____ Records for the task

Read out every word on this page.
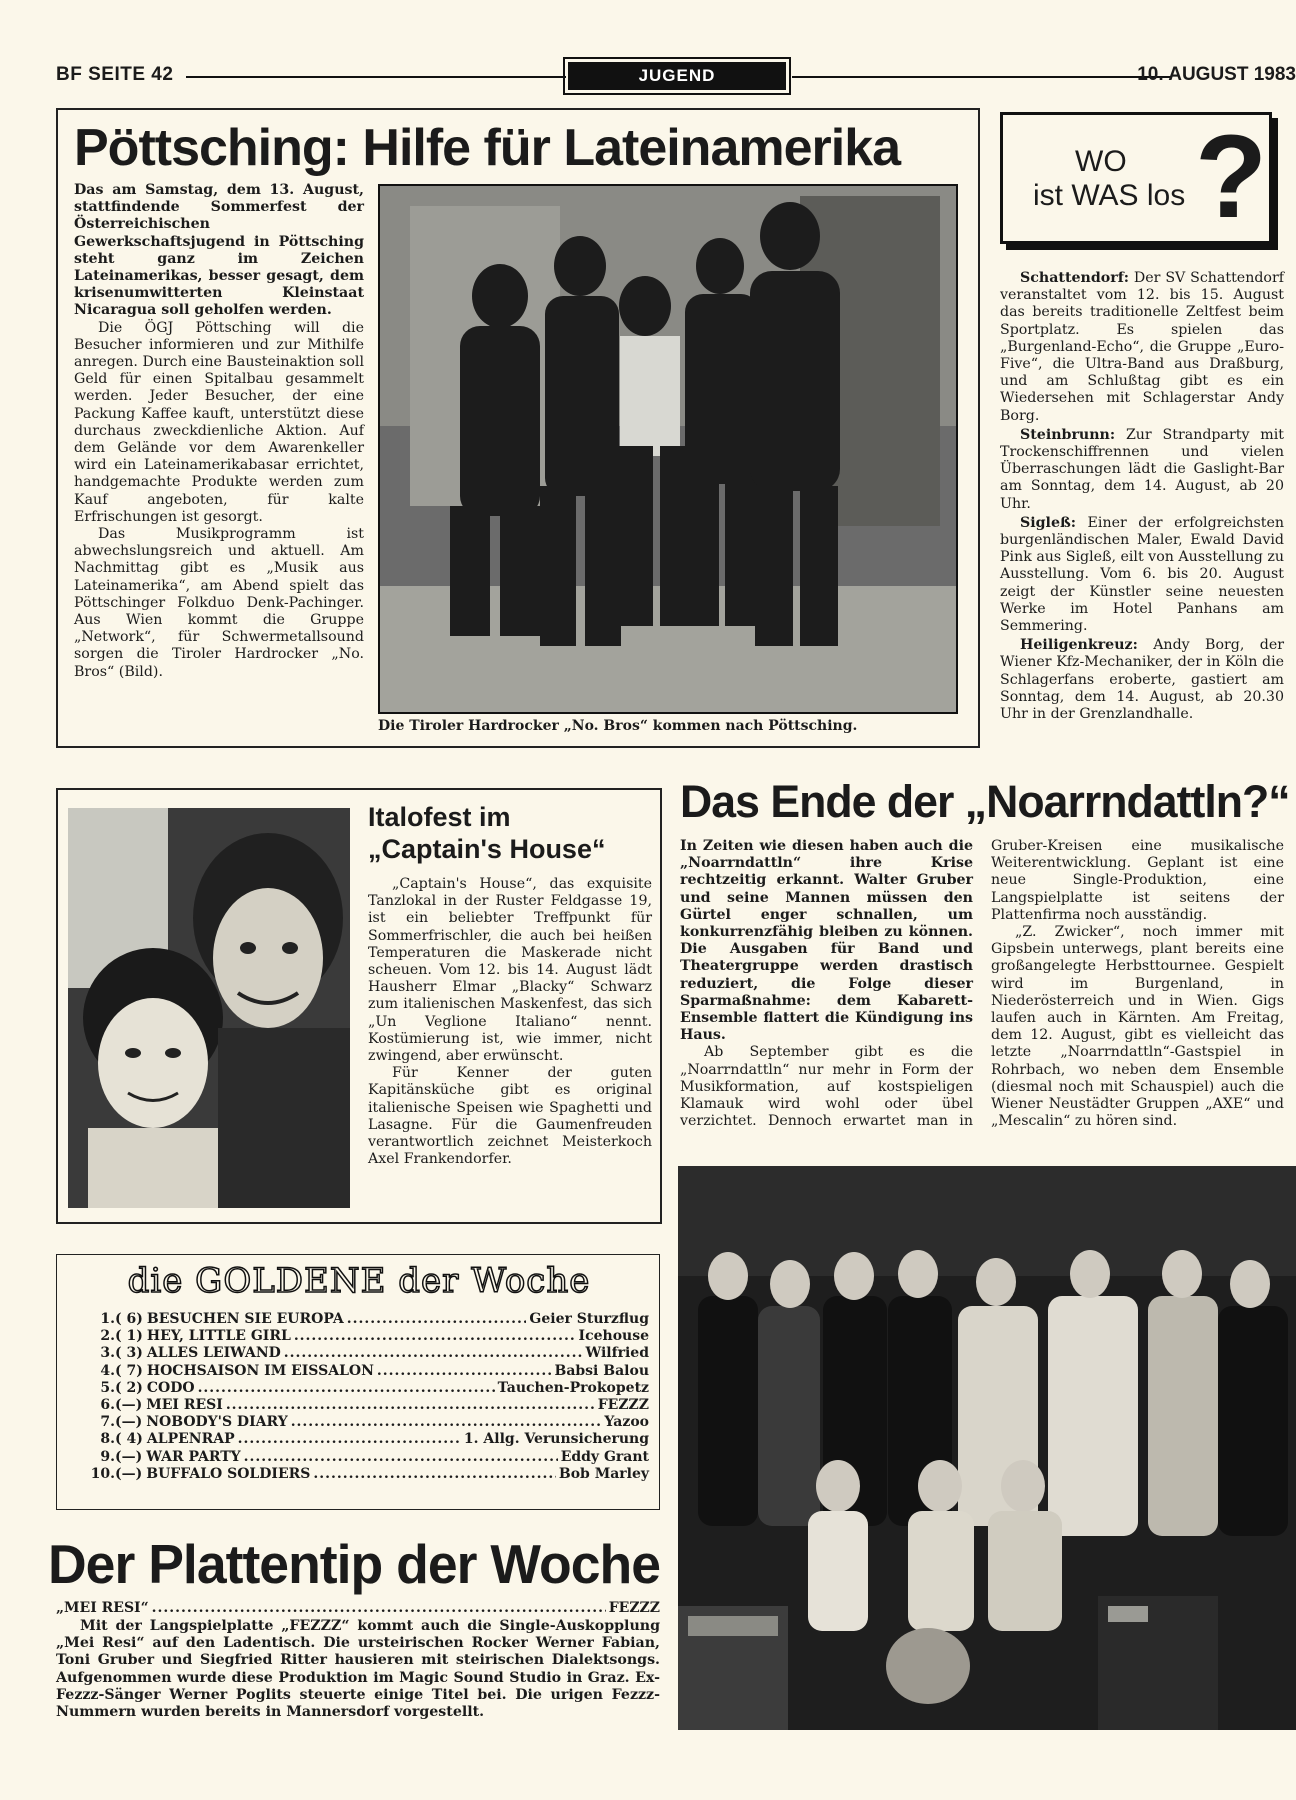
BF SEITE 42	JUGEND	10. AUGUST 1983
Pöttsching: Hilfe für Lateinamerika

Das am Samstag, dem 13. August, stattfindende Sommerfest der Österreichischen Gewerkschaftsjugend in Pöttsching steht ganz im Zeichen Lateinamerikas, besser gesagt, dem krisenumwitterten Kleinstaat Nicaragua soll geholfen werden.

Die ÖGJ Pöttsching will die Besucher informieren und zur Mithilfe anregen. Durch eine Bausteinaktion soll Geld für einen Spitalbau gesammelt werden. Jeder Besucher, der eine Packung Kaffee kauft, unterstützt diese durchaus zweckdienliche Aktion. Auf dem Gelände vor dem Awarenkeller wird ein Lateinamerikabasar errichtet, handgemachte Produkte werden zum Kauf angeboten, für kalte Erfrischungen ist gesorgt.

Das Musikprogramm ist abwechslungsreich und aktuell. Am Nachmittag gibt es „Musik aus Lateinamerika“, am Abend spielt das Pöttschinger Folkduo Denk-Pachinger. Aus Wien kommt die Gruppe „Network“, für Schwermetallsound sorgen die Tiroler Hardrocker „No. Bros“ (Bild).

Die Tiroler Hardrocker „No. Bros“ kommen nach Pöttsching.
WO
ist WAS los ?

Schattendorf: Der SV Schattendorf veranstaltet vom 12. bis 15. August das bereits traditionelle Zeltfest beim Sportplatz. Es spielen das „Burgenland-Echo“, die Gruppe „Euro-Five“, die Ultra-Band aus Draßburg, und am Schlußtag gibt es ein Wiedersehen mit Schlagerstar Andy Borg.

Steinbrunn: Zur Strandparty mit Trockenschiffrennen und vielen Überraschungen lädt die Gaslight-Bar am Sonntag, dem 14. August, ab 20 Uhr.

Sigleß: Einer der erfolgreichsten burgenländischen Maler, Ewald David Pink aus Sigleß, eilt von Ausstellung zu Ausstellung. Vom 6. bis 20. August zeigt der Künstler seine neuesten Werke im Hotel Panhans am Semmering.

Heiligenkreuz: Andy Borg, der Wiener Kfz-Mechaniker, der in Köln die Schlagerfans eroberte, gastiert am Sonntag, dem 14. August, ab 20.30 Uhr in der Grenzlandhalle.

Italofest im
„Captain's House“

„Captain's House“, das exquisite Tanzlokal in der Ruster Feldgasse 19, ist ein beliebter Treffpunkt für Sommerfrischler, die auch bei heißen Temperaturen die Maskerade nicht scheuen. Vom 12. bis 14. August lädt Hausherr Elmar „Blacky“ Schwarz zum italienischen Maskenfest, das sich „Un Veglione Italiano“ nennt. Kostümierung ist, wie immer, nicht zwingend, aber erwünscht.

Für Kenner der guten Kapitänsküche gibt es original italienische Speisen wie Spaghetti und Lasagne. Für die Gaumenfreuden verantwortlich zeichnet Meisterkoch Axel Frankendorfer.

Das Ende der „Noarrndattln?“

In Zeiten wie diesen haben auch die „Noarrndattln“ ihre Krise rechtzeitig erkannt. Walter Gruber und seine Mannen müssen den Gürtel enger schnallen, um konkurrenzfähig bleiben zu können. Die Ausgaben für Band und Theatergruppe werden drastisch reduziert, die Folge dieser Sparmaßnahme: dem Kabarett-Ensemble flattert die Kündigung ins Haus.

Ab September gibt es die „Noarrndattln“ nur mehr in Form der Musikformation, auf kostspieligen Klamauk wird wohl oder übel verzichtet. Dennoch erwartet man in Gruber-Kreisen eine musikalische Weiterentwicklung. Geplant ist eine neue Single-Produktion, eine Langspielplatte ist seitens der Plattenfirma noch ausständig.

„Z. Zwicker“, noch immer mit Gipsbein unterwegs, plant bereits eine großangelegte Herbsttournee. Gespielt wird im Burgenland, in Niederösterreich und in Wien. Gigs laufen auch in Kärnten. Am Freitag, dem 12. August, gibt es vielleicht das letzte „Noarrndattln“-Gastspiel in Rohrbach, wo neben dem Ensemble (diesmal noch mit Schauspiel) auch die Wiener Neustädter Gruppen „AXE“ und „Mescalin“ zu hören sind.

die GOLDENE der Woche
1. ( 6) BESUCHEN SIE EUROPA .....	Geier Sturzflug
2. ( 1) HEY, LITTLE GIRL .....	Icehouse
3. ( 3) ALLES LEIWAND .....	Wilfried
4. ( 7) HOCHSAISON IM EISSALON .....	Babsi Balou
5. ( 2) CODO .....	Tauchen-Prokopetz
6. (—) MEI RESI .....	FEZZZ
7. (—) NOBODY'S DIARY .....	Yazoo
8. ( 4) ALPENRAP .....	1. Allg. Verunsicherung
9. (—) WAR PARTY .....	Eddy Grant
10. (—) BUFFALO SOLDIERS .....	Bob Marley
Der Plattentip der Woche
„MEI RESI“ .....	FEZZZ
Mit der Langspielplatte „FEZZZ“ kommt auch die Single-Auskopplung „Mei Resi“ auf den Ladentisch. Die ursteirischen Rocker Werner Fabian, Toni Gruber und Siegfried Ritter hausieren mit steirischen Dialektsongs. Aufgenommen wurde diese Produktion im Magic Sound Studio in Graz. Ex-Fezzz-Sänger Werner Poglits steuerte einige Titel bei. Die urigen Fezzz-Nummern wurden bereits in Mannersdorf vorgestellt.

________

All records are to be reproduced exactly; the pictures are to be omitted.

## Task solution
Read out every word on this page.
BF SEITE 42	JUGEND	10. AUGUST 1983
Pöttsching: Hilfe für Lateinamerika

Das am Samstag, dem 13. August, stattfindende Sommerfest der Österreichischen Gewerkschaftsjugend in Pöttsching steht ganz im Zeichen Lateinamerikas, besser gesagt, dem krisenumwitterten Kleinstaat Nicaragua soll geholfen werden.

Die ÖGJ Pöttsching will die Besucher informieren und zur Mithilfe anregen. Durch eine Bausteinaktion soll Geld für einen Spitalbau gesammelt werden. Jeder Besucher, der eine Packung Kaffee kauft, unterstützt diese durchaus zweckdienliche Aktion. Auf dem Gelände vor dem Awarenkeller wird ein Lateinamerikabasar errichtet, handgemachte Produkte werden zum Kauf angeboten, für kalte Erfrischungen ist gesorgt.

Das Musikprogramm ist abwechslungsreich und aktuell. Am Nachmittag gibt es „Musik aus Lateinamerika“, am Abend spielt das Pöttschinger Folkduo Denk-Pachinger. Aus Wien kommt die Gruppe „Network“, für Schwermetallsound sorgen die Tiroler Hardrocker „No. Bros“ (Bild).

Die Tiroler Hardrocker „No. Bros“ kommen nach Pöttsching.
WO
ist WAS los ?

Schattendorf: Der SV Schattendorf veranstaltet vom 12. bis 15. August das bereits traditionelle Zeltfest beim Sportplatz. Es spielen das „Burgenland-Echo“, die Gruppe „Euro-Five“, die Ultra-Band aus Draßburg, und am Schlußtag gibt es ein Wiedersehen mit Schlagerstar Andy Borg.

Steinbrunn: Zur Strandparty mit Trockenschiffrennen und vielen Überraschungen lädt die Gaslight-Bar am Sonntag, dem 14. August, ab 20 Uhr.

Sigleß: Einer der erfolgreichsten burgenländischen Maler, Ewald David Pink aus Sigleß, eilt von Ausstellung zu Ausstellung. Vom 6. bis 20. August zeigt der Künstler seine neuesten Werke im Hotel Panhans am Semmering.

Heiligenkreuz: Andy Borg, der Wiener Kfz-Mechaniker, der in Köln die Schlagerfans eroberte, gastiert am Sonntag, dem 14. August, ab 20.30 Uhr in der Grenzlandhalle.

Italofest im
„Captain's House“

„Captain's House“, das exquisite Tanzlokal in der Ruster Feldgasse 19, ist ein beliebter Treffpunkt für Sommerfrischler, die auch bei heißen Temperaturen die Maskerade nicht scheuen. Vom 12. bis 14. August lädt Hausherr Elmar „Blacky“ Schwarz zum italienischen Maskenfest, das sich „Un Veglione Italiano“ nennt. Kostümierung ist, wie immer, nicht zwingend, aber erwünscht.

Für Kenner der guten Kapitänsküche gibt es original italienische Speisen wie Spaghetti und Lasagne. Für die Gaumenfreuden verantwortlich zeichnet Meisterkoch Axel Frankendorfer.

Das Ende der „Noarrndattln?“

In Zeiten wie diesen haben auch die „Noarrndattln“ ihre Krise rechtzeitig erkannt. Walter Gruber und seine Mannen müssen den Gürtel enger schnallen, um konkurrenzfähig bleiben zu können. Die Ausgaben für Band und Theatergruppe werden drastisch reduziert, die Folge dieser Sparmaßnahme: dem Kabarett-Ensemble flattert die Kündigung ins Haus.

Ab September gibt es die „Noarrndattln“ nur mehr in Form der Musikformation, auf kostspieligen Klamauk wird wohl oder übel verzichtet. Dennoch erwartet man in Gruber-Kreisen eine musikalische Weiterentwicklung. Geplant ist eine neue Single-Produktion, eine Langspielplatte ist seitens der Plattenfirma noch ausständig.

„Z. Zwicker“, noch immer mit Gipsbein unterwegs, plant bereits eine großangelegte Herbsttournee. Gespielt wird im Burgenland, in Niederösterreich und in Wien. Gigs laufen auch in Kärnten. Am Freitag, dem 12. August, gibt es vielleicht das letzte „Noarrndattln“-Gastspiel in Rohrbach, wo neben dem Ensemble (diesmal noch mit Schauspiel) auch die Wiener Neustädter Gruppen „AXE“ und „Mescalin“ zu hören sind.

die GOLDENE der Woche
1. ( 6) BESUCHEN SIE EUROPA .....	Geier Sturzflug
2. ( 1) HEY, LITTLE GIRL .....	Icehouse
3. ( 3) ALLES LEIWAND .....	Wilfried
4. ( 7) HOCHSAISON IM EISSALON .....	Babsi Balou
5. ( 2) CODO .....	Tauchen-Prokopetz
6. (—) MEI RESI .....	FEZZZ
7. (—) NOBODY'S DIARY .....	Yazoo
8. ( 4) ALPENRAP .....	1. Allg. Verunsicherung
9. (—) WAR PARTY .....	Eddy Grant
10. (—) BUFFALO SOLDIERS .....	Bob Marley
Der Plattentip der Woche
„MEI RESI“ .....	FEZZZ
Mit der Langspielplatte „FEZZZ“ kommt auch die Single-Auskopplung „Mei Resi“ auf den Ladentisch. Die ursteirischen Rocker Werner Fabian, Toni Gruber und Siegfried Ritter hausieren mit steirischen Dialektsongs. Aufgenommen wurde diese Produktion im Magic Sound Studio in Graz. Ex-Fezzz-Sänger Werner Poglits steuerte einige Titel bei. Die urigen Fezzz-Nummern wurden bereits in Mannersdorf vorgestellt.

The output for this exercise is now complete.